[Records from a data collection]
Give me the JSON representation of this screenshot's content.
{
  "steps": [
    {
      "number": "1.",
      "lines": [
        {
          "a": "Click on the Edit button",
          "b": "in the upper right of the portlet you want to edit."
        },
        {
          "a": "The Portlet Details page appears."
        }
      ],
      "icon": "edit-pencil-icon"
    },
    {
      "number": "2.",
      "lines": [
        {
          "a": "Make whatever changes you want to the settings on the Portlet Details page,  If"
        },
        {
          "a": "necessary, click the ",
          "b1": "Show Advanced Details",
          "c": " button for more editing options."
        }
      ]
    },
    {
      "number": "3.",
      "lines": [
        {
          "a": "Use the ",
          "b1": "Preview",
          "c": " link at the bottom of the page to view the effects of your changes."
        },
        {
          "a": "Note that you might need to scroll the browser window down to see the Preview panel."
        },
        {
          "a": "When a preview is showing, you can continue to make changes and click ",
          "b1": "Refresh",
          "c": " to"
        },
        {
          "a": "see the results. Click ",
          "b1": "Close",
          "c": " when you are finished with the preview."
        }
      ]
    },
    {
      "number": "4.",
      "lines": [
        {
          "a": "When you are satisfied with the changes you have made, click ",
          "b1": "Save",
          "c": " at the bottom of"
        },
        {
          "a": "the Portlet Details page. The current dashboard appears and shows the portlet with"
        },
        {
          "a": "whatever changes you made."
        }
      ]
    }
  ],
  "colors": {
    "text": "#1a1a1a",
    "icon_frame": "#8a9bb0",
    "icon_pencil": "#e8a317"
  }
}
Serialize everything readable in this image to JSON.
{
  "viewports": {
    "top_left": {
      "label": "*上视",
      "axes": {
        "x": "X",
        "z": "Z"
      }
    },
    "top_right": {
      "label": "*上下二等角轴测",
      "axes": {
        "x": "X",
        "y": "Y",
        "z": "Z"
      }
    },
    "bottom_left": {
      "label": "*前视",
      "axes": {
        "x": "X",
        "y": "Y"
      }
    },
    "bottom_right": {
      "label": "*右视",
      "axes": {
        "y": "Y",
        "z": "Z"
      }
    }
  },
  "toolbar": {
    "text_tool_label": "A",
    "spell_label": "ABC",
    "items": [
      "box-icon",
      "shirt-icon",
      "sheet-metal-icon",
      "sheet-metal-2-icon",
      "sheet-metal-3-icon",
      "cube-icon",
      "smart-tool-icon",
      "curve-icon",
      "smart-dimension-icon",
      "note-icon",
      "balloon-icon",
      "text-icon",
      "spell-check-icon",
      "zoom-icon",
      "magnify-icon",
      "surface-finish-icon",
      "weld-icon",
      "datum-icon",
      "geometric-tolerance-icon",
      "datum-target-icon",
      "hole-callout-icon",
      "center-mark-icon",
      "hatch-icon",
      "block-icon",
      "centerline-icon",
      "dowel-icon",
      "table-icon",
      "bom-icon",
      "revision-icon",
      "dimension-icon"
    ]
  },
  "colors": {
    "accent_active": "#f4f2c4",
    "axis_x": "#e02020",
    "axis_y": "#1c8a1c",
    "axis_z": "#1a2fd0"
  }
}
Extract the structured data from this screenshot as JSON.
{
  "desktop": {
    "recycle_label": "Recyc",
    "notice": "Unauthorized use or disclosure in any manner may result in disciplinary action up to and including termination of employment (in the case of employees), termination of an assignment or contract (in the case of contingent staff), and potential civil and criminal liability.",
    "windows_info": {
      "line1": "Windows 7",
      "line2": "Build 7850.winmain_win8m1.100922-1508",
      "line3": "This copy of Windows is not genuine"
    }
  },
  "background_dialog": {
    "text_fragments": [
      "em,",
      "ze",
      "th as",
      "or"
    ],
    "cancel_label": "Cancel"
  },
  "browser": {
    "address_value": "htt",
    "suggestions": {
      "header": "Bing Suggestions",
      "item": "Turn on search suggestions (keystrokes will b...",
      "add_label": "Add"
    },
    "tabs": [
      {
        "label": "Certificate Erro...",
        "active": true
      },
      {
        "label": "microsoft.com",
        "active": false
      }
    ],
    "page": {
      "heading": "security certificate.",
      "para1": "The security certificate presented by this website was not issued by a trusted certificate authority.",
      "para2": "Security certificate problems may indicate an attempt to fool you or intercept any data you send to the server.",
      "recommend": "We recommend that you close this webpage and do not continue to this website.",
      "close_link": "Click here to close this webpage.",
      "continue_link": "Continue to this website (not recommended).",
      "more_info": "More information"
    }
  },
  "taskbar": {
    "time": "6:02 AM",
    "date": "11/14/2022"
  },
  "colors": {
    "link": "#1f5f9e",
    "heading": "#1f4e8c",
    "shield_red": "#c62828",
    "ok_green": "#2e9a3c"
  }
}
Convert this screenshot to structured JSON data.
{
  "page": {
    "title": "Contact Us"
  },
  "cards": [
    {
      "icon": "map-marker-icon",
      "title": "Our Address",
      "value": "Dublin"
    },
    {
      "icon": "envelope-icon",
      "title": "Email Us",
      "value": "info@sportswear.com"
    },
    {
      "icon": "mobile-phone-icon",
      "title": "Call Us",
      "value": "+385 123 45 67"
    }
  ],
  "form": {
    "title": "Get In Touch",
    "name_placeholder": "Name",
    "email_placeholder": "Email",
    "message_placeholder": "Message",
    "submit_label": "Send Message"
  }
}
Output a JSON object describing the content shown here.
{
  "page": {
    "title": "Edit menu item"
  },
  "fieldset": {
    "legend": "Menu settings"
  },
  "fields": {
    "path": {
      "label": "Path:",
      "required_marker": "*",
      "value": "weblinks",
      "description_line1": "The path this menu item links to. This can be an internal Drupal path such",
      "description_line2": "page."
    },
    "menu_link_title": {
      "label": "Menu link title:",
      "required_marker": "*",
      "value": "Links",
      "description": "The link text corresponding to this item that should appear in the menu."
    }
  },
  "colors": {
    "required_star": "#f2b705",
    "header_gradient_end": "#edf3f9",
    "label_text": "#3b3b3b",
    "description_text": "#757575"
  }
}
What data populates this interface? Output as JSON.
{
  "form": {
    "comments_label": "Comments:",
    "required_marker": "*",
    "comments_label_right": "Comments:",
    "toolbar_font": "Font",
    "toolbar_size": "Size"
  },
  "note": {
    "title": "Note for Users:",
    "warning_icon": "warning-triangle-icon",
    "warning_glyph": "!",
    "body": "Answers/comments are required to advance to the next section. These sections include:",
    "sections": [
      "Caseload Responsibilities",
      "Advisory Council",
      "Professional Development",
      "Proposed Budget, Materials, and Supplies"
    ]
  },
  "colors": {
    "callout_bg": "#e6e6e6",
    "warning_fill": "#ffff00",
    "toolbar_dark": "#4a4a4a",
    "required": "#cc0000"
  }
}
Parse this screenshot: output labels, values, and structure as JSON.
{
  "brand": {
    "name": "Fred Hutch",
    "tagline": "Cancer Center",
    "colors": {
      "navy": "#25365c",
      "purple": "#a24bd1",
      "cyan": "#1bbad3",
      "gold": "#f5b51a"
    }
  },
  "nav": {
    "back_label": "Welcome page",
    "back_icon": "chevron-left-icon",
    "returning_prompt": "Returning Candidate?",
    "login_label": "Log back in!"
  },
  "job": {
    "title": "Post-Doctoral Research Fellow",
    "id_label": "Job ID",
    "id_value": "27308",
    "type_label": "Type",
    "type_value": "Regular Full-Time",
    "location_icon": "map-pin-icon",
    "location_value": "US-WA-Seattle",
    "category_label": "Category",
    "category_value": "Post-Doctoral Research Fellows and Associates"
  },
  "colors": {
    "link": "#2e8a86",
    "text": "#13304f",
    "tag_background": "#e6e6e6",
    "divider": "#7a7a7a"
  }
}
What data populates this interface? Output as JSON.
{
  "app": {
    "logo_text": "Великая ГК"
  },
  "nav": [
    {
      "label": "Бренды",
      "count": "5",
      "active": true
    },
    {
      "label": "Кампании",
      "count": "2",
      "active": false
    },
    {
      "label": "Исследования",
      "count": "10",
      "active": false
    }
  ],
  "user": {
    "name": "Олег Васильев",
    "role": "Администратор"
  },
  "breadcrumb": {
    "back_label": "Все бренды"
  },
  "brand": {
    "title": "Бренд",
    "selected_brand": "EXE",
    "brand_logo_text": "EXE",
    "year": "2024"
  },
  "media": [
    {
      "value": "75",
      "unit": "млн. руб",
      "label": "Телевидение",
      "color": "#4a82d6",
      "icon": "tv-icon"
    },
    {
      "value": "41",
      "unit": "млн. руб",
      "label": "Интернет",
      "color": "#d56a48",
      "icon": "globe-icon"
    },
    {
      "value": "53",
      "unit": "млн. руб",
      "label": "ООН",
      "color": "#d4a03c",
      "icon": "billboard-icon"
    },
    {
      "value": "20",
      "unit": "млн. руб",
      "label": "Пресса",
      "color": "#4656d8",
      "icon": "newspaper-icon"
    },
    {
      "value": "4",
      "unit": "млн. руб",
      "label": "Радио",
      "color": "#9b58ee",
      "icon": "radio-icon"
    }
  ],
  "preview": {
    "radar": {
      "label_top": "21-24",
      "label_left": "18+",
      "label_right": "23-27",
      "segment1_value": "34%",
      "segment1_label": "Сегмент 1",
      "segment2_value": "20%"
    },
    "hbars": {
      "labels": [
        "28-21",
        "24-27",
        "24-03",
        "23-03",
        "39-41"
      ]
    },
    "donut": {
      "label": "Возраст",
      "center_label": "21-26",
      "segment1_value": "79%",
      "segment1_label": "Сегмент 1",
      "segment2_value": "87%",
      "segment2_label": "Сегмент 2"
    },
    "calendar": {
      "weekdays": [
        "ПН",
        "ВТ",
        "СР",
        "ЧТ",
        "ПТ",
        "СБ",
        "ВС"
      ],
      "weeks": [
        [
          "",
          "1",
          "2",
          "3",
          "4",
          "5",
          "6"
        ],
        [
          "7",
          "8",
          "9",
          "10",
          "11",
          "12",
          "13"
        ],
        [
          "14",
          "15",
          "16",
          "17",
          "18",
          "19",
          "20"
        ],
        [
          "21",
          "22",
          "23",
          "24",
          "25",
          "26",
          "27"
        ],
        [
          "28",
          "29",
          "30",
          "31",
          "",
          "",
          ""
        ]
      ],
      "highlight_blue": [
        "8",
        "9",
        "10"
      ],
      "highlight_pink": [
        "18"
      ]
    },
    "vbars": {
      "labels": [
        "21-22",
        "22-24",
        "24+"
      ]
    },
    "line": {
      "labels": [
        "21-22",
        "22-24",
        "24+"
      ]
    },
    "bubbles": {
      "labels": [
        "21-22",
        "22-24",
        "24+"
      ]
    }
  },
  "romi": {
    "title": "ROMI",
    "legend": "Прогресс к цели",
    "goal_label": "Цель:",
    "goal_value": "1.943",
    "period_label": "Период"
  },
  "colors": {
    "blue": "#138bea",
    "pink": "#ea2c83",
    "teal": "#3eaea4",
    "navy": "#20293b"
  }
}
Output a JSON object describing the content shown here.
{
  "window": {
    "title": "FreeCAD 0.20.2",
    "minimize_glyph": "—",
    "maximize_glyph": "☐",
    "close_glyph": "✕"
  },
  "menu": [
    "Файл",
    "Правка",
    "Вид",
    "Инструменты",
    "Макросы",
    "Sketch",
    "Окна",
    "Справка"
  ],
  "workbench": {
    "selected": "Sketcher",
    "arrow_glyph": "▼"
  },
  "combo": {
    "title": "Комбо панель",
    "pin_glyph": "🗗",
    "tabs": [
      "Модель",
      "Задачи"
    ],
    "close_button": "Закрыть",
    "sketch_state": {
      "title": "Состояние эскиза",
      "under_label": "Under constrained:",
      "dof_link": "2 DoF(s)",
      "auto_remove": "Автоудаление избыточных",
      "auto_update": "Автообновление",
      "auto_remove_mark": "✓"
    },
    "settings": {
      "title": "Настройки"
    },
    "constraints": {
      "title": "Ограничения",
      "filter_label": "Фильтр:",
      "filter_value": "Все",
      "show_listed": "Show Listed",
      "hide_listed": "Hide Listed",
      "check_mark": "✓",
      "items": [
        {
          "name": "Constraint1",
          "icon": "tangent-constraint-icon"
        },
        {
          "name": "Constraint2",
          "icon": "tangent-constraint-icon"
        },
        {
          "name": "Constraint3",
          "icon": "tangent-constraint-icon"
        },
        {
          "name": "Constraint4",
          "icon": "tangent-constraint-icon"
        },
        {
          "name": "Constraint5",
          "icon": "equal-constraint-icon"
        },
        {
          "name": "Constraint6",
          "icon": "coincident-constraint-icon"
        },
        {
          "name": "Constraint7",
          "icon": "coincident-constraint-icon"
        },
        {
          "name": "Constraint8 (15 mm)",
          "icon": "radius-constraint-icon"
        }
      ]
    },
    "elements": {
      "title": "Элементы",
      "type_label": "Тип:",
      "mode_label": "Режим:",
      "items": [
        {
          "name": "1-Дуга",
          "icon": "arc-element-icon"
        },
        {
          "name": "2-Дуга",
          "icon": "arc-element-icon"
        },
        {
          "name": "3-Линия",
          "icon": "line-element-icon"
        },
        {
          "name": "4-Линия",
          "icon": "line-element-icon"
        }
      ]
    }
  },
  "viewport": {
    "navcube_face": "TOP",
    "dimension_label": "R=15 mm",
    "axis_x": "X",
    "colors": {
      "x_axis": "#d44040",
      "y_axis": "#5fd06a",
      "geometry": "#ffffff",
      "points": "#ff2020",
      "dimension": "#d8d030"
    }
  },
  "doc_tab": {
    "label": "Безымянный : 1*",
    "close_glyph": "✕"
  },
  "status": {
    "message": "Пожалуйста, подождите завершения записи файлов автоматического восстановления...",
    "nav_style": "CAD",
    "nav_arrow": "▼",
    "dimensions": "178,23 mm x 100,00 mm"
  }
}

TASK TO CARRY OUT: Extract from the data every line where "metal" shows up.

EXPECTED ANSWER:
      "sheet-metal-icon",
      "sheet-metal-2-icon",
      "sheet-metal-3-icon",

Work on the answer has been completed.